==== MATERIALS PROVIDED ====
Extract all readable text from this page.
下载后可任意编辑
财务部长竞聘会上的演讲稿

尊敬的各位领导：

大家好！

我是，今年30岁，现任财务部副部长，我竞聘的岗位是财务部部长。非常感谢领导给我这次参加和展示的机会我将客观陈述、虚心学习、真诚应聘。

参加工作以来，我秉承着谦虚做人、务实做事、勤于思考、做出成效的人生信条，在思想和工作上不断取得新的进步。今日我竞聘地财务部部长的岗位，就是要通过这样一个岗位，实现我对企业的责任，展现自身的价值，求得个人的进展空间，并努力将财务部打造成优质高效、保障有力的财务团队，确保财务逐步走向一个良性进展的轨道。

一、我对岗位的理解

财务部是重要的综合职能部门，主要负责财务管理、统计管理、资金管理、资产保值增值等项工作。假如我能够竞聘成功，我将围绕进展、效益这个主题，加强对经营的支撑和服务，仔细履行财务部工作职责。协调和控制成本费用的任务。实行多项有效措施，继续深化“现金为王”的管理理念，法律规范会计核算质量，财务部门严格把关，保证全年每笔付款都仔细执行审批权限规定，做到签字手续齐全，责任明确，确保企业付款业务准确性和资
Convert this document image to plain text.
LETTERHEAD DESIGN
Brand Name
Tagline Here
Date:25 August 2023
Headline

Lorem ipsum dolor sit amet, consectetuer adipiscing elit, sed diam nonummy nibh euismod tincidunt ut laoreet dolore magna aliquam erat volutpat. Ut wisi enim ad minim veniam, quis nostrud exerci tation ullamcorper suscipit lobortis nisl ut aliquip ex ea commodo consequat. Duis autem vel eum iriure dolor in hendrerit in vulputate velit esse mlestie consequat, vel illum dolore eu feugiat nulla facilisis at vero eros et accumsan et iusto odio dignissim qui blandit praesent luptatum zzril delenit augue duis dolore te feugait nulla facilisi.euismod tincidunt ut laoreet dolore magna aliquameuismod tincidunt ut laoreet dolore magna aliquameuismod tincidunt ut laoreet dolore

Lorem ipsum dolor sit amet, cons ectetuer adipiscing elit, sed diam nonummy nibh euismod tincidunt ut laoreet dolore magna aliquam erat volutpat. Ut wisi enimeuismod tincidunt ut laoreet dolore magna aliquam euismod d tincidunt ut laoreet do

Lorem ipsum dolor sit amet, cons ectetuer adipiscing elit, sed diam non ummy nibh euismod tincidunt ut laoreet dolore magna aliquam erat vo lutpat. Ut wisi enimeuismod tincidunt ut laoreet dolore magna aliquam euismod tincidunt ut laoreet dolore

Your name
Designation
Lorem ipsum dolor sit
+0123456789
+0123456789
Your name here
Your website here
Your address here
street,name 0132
====
=== TASK REQUIREMENTS ===
List each line of the records that holds the string "text".

=== TASK ANSWER ===
Extract all readable text from this page.
Convert this document image to plain text.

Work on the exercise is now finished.